_The problem_.
Filter the entries, keeping every line with the word "волосся".

_Input rows_.
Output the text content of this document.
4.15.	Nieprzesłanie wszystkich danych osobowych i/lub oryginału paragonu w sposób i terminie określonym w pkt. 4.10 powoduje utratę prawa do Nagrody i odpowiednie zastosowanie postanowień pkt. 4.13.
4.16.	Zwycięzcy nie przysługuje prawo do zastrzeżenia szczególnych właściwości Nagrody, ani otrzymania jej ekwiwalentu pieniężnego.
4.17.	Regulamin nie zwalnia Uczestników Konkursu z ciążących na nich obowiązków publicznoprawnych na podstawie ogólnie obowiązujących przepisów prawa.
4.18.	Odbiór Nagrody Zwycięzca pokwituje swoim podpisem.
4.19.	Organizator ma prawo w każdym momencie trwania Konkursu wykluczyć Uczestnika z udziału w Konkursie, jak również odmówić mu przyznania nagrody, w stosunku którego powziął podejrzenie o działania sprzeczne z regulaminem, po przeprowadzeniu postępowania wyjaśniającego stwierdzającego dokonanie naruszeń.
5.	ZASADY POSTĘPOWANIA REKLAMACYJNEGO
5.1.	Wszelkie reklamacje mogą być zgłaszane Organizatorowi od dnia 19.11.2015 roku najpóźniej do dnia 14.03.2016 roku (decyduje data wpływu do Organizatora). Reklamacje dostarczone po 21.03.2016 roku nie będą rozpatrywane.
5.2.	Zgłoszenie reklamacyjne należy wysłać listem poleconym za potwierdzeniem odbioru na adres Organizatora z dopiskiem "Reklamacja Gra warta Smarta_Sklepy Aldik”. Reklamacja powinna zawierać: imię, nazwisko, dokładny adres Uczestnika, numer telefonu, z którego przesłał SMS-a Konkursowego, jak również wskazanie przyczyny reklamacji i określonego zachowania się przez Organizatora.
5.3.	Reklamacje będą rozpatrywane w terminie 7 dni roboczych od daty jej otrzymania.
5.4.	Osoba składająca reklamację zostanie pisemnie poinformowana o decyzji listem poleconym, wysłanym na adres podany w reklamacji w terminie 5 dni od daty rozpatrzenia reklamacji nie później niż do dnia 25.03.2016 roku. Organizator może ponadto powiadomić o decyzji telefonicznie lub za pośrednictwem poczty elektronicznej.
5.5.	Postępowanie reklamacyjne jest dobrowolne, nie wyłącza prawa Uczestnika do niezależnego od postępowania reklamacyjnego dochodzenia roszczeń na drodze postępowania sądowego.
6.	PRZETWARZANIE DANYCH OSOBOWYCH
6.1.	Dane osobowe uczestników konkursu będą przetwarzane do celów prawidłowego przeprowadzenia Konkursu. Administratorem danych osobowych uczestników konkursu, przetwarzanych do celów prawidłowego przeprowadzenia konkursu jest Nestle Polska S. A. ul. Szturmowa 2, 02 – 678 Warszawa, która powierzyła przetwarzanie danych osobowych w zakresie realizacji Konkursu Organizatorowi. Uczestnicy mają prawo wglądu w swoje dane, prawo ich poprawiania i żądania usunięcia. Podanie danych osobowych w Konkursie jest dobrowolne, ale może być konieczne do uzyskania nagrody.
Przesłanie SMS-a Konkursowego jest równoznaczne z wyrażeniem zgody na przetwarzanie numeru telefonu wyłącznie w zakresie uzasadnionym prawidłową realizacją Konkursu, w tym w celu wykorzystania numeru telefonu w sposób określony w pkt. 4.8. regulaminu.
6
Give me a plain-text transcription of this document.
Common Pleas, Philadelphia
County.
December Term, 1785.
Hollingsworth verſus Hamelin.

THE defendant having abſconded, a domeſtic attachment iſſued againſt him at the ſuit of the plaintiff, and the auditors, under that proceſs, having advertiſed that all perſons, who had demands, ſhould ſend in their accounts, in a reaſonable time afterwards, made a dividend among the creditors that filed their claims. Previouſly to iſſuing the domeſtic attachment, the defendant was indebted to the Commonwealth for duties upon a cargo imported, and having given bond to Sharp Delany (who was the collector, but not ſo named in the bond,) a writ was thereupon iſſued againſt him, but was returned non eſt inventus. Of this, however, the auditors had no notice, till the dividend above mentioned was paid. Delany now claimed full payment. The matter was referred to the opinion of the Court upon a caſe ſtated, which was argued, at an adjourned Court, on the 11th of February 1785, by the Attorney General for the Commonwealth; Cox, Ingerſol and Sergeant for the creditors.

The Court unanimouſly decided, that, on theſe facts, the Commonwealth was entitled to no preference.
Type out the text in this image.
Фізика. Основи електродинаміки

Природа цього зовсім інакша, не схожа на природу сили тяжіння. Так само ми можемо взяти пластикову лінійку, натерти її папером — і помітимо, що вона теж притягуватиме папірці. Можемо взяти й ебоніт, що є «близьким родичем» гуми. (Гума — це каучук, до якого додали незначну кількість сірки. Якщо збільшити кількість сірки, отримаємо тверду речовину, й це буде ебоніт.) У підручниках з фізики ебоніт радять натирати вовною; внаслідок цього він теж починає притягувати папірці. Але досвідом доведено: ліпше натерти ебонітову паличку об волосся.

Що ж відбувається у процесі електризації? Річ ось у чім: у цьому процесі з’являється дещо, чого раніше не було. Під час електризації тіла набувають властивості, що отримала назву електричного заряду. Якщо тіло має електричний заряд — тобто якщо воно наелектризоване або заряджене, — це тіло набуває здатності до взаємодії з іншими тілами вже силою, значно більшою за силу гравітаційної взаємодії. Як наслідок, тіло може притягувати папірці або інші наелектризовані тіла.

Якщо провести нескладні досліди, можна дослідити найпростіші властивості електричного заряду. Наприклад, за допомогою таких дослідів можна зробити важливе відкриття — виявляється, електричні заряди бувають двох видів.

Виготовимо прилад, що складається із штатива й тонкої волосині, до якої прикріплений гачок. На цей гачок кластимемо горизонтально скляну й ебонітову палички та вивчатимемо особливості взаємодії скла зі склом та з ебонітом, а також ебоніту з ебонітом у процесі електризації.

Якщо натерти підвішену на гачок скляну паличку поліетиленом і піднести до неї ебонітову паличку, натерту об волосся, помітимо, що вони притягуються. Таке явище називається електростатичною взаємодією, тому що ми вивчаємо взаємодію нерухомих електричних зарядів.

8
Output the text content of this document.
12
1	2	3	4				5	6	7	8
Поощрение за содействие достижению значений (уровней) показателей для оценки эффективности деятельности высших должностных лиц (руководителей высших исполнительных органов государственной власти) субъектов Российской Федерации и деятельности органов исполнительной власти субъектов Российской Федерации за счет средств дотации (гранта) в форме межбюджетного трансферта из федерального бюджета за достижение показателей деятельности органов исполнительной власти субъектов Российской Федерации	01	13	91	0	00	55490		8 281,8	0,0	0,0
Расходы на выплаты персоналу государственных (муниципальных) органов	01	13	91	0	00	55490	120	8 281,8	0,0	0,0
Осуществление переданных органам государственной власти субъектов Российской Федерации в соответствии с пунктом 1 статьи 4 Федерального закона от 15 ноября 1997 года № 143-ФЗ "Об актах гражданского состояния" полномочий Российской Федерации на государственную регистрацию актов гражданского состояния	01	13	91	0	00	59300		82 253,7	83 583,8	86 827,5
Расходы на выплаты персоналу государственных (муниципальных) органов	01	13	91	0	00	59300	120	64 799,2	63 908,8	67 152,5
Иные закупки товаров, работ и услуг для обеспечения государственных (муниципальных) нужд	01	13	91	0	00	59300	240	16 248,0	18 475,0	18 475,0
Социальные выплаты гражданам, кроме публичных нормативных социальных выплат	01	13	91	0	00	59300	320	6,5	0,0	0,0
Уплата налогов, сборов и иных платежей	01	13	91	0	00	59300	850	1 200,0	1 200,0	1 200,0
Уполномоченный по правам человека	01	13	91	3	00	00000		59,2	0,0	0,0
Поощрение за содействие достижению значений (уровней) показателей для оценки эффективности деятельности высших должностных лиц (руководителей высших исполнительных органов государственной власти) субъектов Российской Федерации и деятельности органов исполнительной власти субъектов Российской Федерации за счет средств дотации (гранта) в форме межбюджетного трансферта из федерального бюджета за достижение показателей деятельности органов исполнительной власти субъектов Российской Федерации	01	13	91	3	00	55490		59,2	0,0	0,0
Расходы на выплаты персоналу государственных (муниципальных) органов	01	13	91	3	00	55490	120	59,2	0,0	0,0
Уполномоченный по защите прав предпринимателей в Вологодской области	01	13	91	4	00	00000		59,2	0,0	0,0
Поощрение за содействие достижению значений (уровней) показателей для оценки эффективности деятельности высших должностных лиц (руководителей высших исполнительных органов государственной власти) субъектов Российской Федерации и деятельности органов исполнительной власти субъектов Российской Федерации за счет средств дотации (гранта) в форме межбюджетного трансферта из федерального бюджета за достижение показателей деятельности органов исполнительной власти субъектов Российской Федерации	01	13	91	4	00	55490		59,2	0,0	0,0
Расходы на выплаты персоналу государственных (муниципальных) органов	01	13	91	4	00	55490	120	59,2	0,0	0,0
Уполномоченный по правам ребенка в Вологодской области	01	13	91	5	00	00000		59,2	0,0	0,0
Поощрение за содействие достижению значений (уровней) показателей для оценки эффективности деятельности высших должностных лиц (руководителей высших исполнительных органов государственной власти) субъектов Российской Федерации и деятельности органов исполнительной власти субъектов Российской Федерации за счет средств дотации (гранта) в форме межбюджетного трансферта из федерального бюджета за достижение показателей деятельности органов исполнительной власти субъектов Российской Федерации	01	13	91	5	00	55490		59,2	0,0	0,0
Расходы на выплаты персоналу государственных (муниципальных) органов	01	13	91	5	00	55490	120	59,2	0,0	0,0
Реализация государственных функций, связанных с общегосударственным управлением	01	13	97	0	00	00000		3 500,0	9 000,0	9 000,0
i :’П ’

_Written response_.
Природа цього зовсім інакша, не схожа на природу сили тяжіння. Так само ми можемо взяти пластикову лінійку, натерти її папером — і помітимо, що вона теж притягуватиме папірці. Можемо взяти й ебоніт, що є «близьким родичем» гуми. (Гума — це каучук, до якого додали незначну кількість сірки. Якщо збільшити кількість сірки, отримаємо тверду речовину, й це буде ебоніт.) У підручниках з фізики ебоніт радять натирати вовною; внаслідок цього він теж починає притягувати папірці. Але досвідом доведено: ліпше натерти ебонітову паличку об волосся.
Якщо натерти підвішену на гачок скляну паличку поліетиленом і піднести до неї ебонітову паличку, натерту об волосся, помітимо, що вони притягуються. Таке явище називається електростатичною взаємодією, тому що ми вивчаємо взаємодію нерухомих електричних зарядів.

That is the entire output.